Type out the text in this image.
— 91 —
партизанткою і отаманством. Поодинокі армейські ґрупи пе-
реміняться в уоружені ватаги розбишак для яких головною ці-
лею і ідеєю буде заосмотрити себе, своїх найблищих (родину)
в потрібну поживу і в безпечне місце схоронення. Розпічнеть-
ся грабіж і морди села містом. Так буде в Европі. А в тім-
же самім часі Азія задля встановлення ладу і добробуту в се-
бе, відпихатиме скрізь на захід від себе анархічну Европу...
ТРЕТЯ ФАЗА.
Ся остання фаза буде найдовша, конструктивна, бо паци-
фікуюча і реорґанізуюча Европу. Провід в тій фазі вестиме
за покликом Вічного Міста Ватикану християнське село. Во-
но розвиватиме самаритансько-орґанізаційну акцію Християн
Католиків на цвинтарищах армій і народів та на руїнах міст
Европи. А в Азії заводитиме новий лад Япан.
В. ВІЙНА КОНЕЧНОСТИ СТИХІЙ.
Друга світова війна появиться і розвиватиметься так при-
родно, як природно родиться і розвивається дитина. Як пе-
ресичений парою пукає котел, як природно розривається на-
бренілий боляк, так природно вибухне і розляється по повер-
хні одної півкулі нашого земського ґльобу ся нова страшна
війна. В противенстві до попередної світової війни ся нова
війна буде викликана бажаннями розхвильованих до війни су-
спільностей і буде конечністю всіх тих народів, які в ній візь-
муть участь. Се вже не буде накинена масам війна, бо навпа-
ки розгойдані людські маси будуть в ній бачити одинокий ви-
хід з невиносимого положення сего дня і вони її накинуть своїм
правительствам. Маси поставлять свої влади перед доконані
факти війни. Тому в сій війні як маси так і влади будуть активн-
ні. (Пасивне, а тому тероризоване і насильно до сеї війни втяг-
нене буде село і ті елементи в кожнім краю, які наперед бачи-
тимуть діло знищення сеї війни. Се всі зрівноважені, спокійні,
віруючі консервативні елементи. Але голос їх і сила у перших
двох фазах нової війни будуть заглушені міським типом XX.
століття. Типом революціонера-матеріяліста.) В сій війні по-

+++

What you should do »
Repeat the records above in full, character for character.

Reply to the task »
Type out the text in this image.
— 91 —
партизанткою і отаманством. Поодинокі армейські ґрупи пе-
реміняться в уоружені ватаги розбишак для яких головною ці-
лею і ідеєю буде заосмотрити себе, своїх найблищих (родину)
в потрібну поживу і в безпечне місце схоронення. Розпічнеть-
ся грабіж і морди села містом. Так буде в Европі. А в тім-
же самім часі Азія задля встановлення ладу і добробуту в се-
бе, відпихатиме скрізь на захід від себе анархічну Европу...
ТРЕТЯ ФАЗА.
Ся остання фаза буде найдовша, конструктивна, бо паци-
фікуюча і реорґанізуюча Европу. Провід в тій фазі вестиме
за покликом Вічного Міста Ватикану християнське село. Во-
но розвиватиме самаритансько-орґанізаційну акцію Християн
Католиків на цвинтарищах армій і народів та на руїнах міст
Европи. А в Азії заводитиме новий лад Япан.
В. ВІЙНА КОНЕЧНОСТИ СТИХІЙ.
Друга світова війна появиться і розвиватиметься так при-
родно, як природно родиться і розвивається дитина. Як пе-
ресичений парою пукає котел, як природно розривається на-
бренілий боляк, так природно вибухне і розляється по повер-
хні одної півкулі нашого земського ґльобу ся нова страшна
війна. В противенстві до попередної світової війни ся нова
війна буде викликана бажаннями розхвильованих до війни су-
спільностей і буде конечністю всіх тих народів, які в ній візь-
муть участь. Се вже не буде накинена масам війна, бо навпа-
ки розгойдані людські маси будуть в ній бачити одинокий ви-
хід з невиносимого положення сего дня і вони її накинуть своїм
правительствам. Маси поставлять свої влади перед доконані
факти війни. Тому в сій війні як маси так і влади будуть активн-
ні. (Пасивне, а тому тероризоване і насильно до сеї війни втяг-
нене буде село і ті елементи в кожнім краю, які наперед бачи-
тимуть діло знищення сеї війни. Се всі зрівноважені, спокійні,
віруючі консервативні елементи. Але голос їх і сила у перших
двох фазах нової війни будуть заглушені міським типом XX.
століття. Типом революціонера-матеріяліста.) В сій війні по-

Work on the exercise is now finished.